Given request A: Copy the dataset entries starting at the first row and ending at the row that contains "What elements are", replacing every instance of "message-bubble" with "chat-bubble" and changing nothing else. Leave out the pictures.
start Supplied passage
We just went ahead and decided this plan, but hey! someone had to right?? 
I hope other ppl will join in. We still have a month to prepare for this big event. We should be alright. 
It will be a HOT HOT summer meet.


----------



## BigD (Dec 16, 2002)

I am getting a better response from the Alty guys this time. Probably have more than the 3 that showed last time.


----------



## PSY (Jun 24, 2002)

i'm there. i notifyed thevboard and b15


----------



## joerc240sx (Jan 19, 2003)

Popeye talked to Ken Garff or Jerry Seiner about having some kind of nissan meet at the dealer ship, he might come on and post something about it, seens I talked to him today at the AutoX. I am up for that day though, cant think of anything going on.


----------



## BigD (Dec 16, 2002)

^^^This would be cool. What say you Calvin?


----------



## JZK316 (Sep 18, 2002)

Mind if I show up with my car, the bastard child of the dsm deal.
end Supplied passage
start Entries
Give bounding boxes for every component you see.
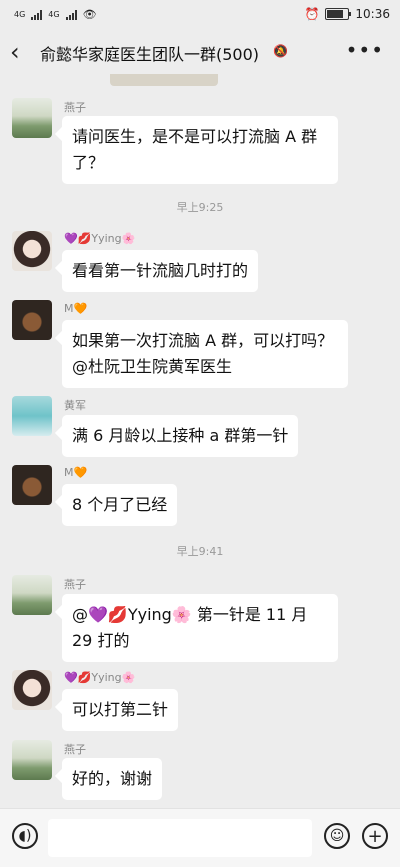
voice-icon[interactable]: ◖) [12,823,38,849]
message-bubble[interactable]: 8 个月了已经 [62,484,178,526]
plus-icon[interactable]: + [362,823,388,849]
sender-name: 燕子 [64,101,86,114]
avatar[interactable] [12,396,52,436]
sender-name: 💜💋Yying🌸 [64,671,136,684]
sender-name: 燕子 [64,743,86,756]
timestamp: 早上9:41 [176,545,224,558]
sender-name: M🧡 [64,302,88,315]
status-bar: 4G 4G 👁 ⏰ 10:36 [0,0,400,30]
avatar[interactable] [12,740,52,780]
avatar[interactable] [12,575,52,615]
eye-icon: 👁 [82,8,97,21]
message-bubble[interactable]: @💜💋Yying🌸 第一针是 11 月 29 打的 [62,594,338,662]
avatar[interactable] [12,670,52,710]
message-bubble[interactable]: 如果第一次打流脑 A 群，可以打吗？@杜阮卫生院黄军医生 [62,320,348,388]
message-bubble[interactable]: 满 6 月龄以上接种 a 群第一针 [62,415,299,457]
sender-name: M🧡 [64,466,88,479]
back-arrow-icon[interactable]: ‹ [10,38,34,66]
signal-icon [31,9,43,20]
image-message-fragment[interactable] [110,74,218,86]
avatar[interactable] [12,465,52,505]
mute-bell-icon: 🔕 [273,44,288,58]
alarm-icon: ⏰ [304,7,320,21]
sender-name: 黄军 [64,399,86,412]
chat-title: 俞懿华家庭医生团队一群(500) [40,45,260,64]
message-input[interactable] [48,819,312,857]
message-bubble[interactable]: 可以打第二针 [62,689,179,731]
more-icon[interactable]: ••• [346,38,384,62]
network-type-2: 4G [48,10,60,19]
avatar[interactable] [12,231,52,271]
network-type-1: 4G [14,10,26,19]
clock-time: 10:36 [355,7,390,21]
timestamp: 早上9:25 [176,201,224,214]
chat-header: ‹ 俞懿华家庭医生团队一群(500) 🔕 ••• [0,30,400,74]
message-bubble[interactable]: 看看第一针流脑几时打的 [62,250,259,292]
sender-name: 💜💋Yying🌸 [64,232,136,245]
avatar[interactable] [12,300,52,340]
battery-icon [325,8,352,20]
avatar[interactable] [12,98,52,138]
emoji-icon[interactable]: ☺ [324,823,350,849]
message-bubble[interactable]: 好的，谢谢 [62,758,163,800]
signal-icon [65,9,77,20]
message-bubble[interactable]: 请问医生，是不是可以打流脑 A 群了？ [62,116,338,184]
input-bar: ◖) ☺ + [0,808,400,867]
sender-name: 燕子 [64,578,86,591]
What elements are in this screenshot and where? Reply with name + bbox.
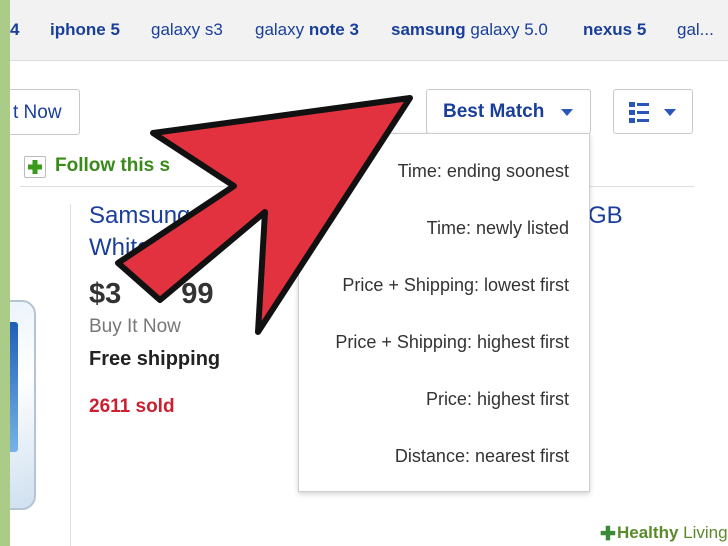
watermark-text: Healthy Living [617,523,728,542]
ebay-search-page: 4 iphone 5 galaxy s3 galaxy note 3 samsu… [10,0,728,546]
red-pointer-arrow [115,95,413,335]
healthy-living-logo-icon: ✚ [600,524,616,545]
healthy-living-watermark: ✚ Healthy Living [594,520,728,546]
end Entries
Given request B: Condense the paragraph in the car meet thread that begins "Popeye talked to Ken Garff" into two shorter sentences, keeping its main facts.

Exercise output A:
Give bounding boxes for every component you see.
voice-icon[interactable]: ◖) [12,823,38,849]
chat-bubble[interactable]: 8 个月了已经 [62,484,178,526]
plus-icon[interactable]: + [362,823,388,849]
sender-name: 燕子 [64,101,86,114]
avatar[interactable] [12,396,52,436]
sender-name: 💜💋Yying🌸 [64,671,136,684]
sender-name: 燕子 [64,743,86,756]
timestamp: 早上9:41 [176,545,224,558]
sender-name: M🧡 [64,302,88,315]
status-bar: 4G 4G 👁 ⏰ 10:36 [0,0,400,30]
avatar[interactable] [12,740,52,780]
avatar[interactable] [12,575,52,615]
eye-icon: 👁 [82,8,97,21]
chat-bubble[interactable]: @💜💋Yying🌸 第一针是 11 月 29 打的 [62,594,338,662]
avatar[interactable] [12,670,52,710]
chat-bubble[interactable]: 如果第一次打流脑 A 群，可以打吗？@杜阮卫生院黄军医生 [62,320,348,388]
chat-bubble[interactable]: 满 6 月龄以上接种 a 群第一针 [62,415,299,457]
sender-name: M🧡 [64,466,88,479]
back-arrow-icon[interactable]: ‹ [10,38,34,66]
signal-icon [31,9,43,20]
image-message-fragment[interactable] [110,74,218,86]
avatar[interactable] [12,465,52,505]
mute-bell-icon: 🔕 [273,44,288,58]
alarm-icon: ⏰ [304,7,320,21]
sender-name: 黄军 [64,399,86,412]
chat-title: 俞懿华家庭医生团队一群(500) [40,45,260,64]
message-input[interactable] [48,819,312,857]
chat-bubble[interactable]: 可以打第二针 [62,689,179,731]
more-icon[interactable]: ••• [346,38,384,62]
network-type-2: 4G [48,10,60,19]
avatar[interactable] [12,231,52,271]
network-type-1: 4G [14,10,26,19]
clock-time: 10:36 [355,7,390,21]
timestamp: 早上9:25 [176,201,224,214]
chat-header: ‹ 俞懿华家庭医生团队一群(500) 🔕 ••• [0,30,400,74]
chat-bubble[interactable]: 看看第一针流脑几时打的 [62,250,259,292]
sender-name: 💜💋Yying🌸 [64,232,136,245]
avatar[interactable] [12,300,52,340]
battery-icon [325,8,352,20]
avatar[interactable] [12,98,52,138]
emoji-icon[interactable]: ☺ [324,823,350,849]
chat-bubble[interactable]: 好的，谢谢 [62,758,163,800]
signal-icon [65,9,77,20]
chat-bubble[interactable]: 请问医生，是不是可以打流脑 A 群了？ [62,116,338,184]
input-bar: ◖) ☺ + [0,808,400,867]
sender-name: 燕子 [64,578,86,591]
What elements are in this screenshot and where? Reply with name + bbox.

Exercise output B: I talked with Popeye today at the AutoX; he spoke with Ken Garff or Jerry Seiner about holding a Nissan meet at the dealership and might post about it. I'm up for that day.